WHAT YOU WILL DO — Nothing but the lines from the line with "Transcribe the text in this document." through the end of the data is to be copied, and each is to be copied exactly.

* Start EXTRACTED RECORDS *

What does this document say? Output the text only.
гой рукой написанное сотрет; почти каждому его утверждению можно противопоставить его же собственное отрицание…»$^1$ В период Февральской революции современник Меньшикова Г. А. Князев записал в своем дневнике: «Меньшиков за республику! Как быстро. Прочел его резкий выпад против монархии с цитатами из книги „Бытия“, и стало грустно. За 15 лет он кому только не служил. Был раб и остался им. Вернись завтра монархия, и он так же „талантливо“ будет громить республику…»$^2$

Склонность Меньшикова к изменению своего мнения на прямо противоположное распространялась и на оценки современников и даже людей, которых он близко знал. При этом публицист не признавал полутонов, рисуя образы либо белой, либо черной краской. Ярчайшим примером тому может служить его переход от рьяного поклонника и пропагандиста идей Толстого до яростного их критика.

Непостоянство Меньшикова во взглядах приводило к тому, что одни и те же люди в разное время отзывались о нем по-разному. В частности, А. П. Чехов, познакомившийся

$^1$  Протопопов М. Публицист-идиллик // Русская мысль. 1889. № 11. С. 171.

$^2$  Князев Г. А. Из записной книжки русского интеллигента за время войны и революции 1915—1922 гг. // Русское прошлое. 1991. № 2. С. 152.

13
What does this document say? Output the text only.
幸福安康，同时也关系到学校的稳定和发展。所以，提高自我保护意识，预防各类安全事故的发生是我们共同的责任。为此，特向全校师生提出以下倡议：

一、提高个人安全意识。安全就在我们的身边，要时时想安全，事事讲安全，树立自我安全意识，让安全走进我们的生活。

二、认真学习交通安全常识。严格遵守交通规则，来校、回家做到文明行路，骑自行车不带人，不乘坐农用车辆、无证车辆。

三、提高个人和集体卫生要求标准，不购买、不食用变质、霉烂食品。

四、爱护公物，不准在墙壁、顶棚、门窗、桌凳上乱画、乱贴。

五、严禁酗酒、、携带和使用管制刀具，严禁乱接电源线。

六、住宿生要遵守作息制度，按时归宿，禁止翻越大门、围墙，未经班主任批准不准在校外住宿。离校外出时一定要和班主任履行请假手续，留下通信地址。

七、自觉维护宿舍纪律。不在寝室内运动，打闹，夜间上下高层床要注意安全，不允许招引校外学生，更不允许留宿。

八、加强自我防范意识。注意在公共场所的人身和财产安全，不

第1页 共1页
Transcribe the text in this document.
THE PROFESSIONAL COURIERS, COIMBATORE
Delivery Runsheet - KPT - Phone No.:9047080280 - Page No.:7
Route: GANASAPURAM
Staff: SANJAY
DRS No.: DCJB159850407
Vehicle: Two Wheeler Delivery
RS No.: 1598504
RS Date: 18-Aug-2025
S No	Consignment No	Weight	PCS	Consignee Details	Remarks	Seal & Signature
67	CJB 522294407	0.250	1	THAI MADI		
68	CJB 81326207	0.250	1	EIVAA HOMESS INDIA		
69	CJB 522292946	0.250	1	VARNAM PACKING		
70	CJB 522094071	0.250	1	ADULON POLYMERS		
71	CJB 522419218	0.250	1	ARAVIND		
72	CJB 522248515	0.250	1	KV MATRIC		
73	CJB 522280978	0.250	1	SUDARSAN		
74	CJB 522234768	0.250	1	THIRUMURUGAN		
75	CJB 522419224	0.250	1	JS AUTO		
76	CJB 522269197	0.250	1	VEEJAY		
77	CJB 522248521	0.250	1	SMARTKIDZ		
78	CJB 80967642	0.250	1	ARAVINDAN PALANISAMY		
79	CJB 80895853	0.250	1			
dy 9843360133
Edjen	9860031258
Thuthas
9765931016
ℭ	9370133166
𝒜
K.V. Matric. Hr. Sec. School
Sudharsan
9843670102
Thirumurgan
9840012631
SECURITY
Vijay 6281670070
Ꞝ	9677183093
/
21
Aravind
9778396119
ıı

* End EXTRACTED RECORDS *

FINISHED ANSWER —
Transcribe the text in this document.
THE PROFESSIONAL COURIERS, COIMBATORE
Delivery Runsheet - KPT - Phone No.:9047080280 - Page No.:7
Route: GANASAPURAM
Staff: SANJAY
DRS No.: DCJB159850407
Vehicle: Two Wheeler Delivery
RS No.: 1598504
RS Date: 18-Aug-2025
S No	Consignment No	Weight	PCS	Consignee Details	Remarks	Seal & Signature
67	CJB 522294407	0.250	1	THAI MADI		
68	CJB 81326207	0.250	1	EIVAA HOMESS INDIA		
69	CJB 522292946	0.250	1	VARNAM PACKING		
70	CJB 522094071	0.250	1	ADULON POLYMERS		
71	CJB 522419218	0.250	1	ARAVIND		
72	CJB 522248515	0.250	1	KV MATRIC		
73	CJB 522280978	0.250	1	SUDARSAN		
74	CJB 522234768	0.250	1	THIRUMURUGAN		
75	CJB 522419224	0.250	1	JS AUTO		
76	CJB 522269197	0.250	1	VEEJAY		
77	CJB 522248521	0.250	1	SMARTKIDZ		
78	CJB 80967642	0.250	1	ARAVINDAN PALANISAMY		
79	CJB 80895853	0.250	1			
dy 9843360133
Edjen	9860031258
Thuthas
9765931016
ℭ	9370133166
𝒜
K.V. Matric. Hr. Sec. School
Sudharsan
9843670102
Thirumurgan
9840012631
SECURITY
Vijay 6281670070
Ꞝ	9677183093
/
21
Aravind
9778396119
ıı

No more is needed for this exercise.